## What the task asks:
Give a verbatim quotation of every record.

[Recorded data]
____

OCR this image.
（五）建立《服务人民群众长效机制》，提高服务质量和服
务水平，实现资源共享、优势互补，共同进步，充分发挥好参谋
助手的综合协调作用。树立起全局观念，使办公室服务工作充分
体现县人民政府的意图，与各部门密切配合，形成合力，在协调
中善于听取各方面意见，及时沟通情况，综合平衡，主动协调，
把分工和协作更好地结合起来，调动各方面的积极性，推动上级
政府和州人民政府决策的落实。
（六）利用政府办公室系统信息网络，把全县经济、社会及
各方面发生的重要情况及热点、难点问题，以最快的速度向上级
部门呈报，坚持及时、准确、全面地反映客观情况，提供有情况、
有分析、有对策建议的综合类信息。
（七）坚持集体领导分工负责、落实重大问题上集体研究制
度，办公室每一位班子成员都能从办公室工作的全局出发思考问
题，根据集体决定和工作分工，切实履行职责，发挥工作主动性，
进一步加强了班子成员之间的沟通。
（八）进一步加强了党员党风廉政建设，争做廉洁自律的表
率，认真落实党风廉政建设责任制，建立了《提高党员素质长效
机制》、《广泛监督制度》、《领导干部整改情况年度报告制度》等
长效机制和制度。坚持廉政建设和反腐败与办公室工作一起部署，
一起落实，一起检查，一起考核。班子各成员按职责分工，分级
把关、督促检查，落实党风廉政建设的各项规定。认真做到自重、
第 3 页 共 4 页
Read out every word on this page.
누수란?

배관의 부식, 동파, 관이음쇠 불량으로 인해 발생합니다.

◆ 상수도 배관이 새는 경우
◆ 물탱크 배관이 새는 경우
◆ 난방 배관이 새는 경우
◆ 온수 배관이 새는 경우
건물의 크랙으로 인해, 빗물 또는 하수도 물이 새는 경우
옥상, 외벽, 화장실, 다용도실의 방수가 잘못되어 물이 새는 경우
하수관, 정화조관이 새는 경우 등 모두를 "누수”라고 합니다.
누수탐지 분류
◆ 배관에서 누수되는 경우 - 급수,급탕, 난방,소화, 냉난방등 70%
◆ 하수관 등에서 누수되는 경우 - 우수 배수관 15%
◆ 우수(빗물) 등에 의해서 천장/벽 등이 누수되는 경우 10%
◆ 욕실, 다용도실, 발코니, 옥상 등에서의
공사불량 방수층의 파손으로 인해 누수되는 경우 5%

____

## Reply:
OCR this image.
（五）建立《服务人民群众长效机制》，提高服务质量和服
务水平，实现资源共享、优势互补，共同进步，充分发挥好参谋
助手的综合协调作用。树立起全局观念，使办公室服务工作充分
体现县人民政府的意图，与各部门密切配合，形成合力，在协调
中善于听取各方面意见，及时沟通情况，综合平衡，主动协调，
把分工和协作更好地结合起来，调动各方面的积极性，推动上级
政府和州人民政府决策的落实。
（六）利用政府办公室系统信息网络，把全县经济、社会及
各方面发生的重要情况及热点、难点问题，以最快的速度向上级
部门呈报，坚持及时、准确、全面地反映客观情况，提供有情况、
有分析、有对策建议的综合类信息。
（七）坚持集体领导分工负责、落实重大问题上集体研究制
度，办公室每一位班子成员都能从办公室工作的全局出发思考问
题，根据集体决定和工作分工，切实履行职责，发挥工作主动性，
进一步加强了班子成员之间的沟通。
（八）进一步加强了党员党风廉政建设，争做廉洁自律的表
率，认真落实党风廉政建设责任制，建立了《提高党员素质长效
机制》、《广泛监督制度》、《领导干部整改情况年度报告制度》等
长效机制和制度。坚持廉政建设和反腐败与办公室工作一起部署，
一起落实，一起检查，一起考核。班子各成员按职责分工，分级
把关、督促检查，落实党风廉政建设的各项规定。认真做到自重、
第 3 页 共 4 页
Read out every word on this page.
누수란?

배관의 부식, 동파, 관이음쇠 불량으로 인해 발생합니다.

◆ 상수도 배관이 새는 경우
◆ 물탱크 배관이 새는 경우
◆ 난방 배관이 새는 경우
◆ 온수 배관이 새는 경우
건물의 크랙으로 인해, 빗물 또는 하수도 물이 새는 경우
옥상, 외벽, 화장실, 다용도실의 방수가 잘못되어 물이 새는 경우
하수관, 정화조관이 새는 경우 등 모두를 "누수”라고 합니다.
누수탐지 분류
◆ 배관에서 누수되는 경우 - 급수,급탕, 난방,소화, 냉난방등 70%
◆ 하수관 등에서 누수되는 경우 - 우수 배수관 15%
◆ 우수(빗물) 등에 의해서 천장/벽 등이 누수되는 경우 10%
◆ 욕실, 다용도실, 발코니, 옥상 등에서의
공사불량 방수층의 파손으로 인해 누수되는 경우 5%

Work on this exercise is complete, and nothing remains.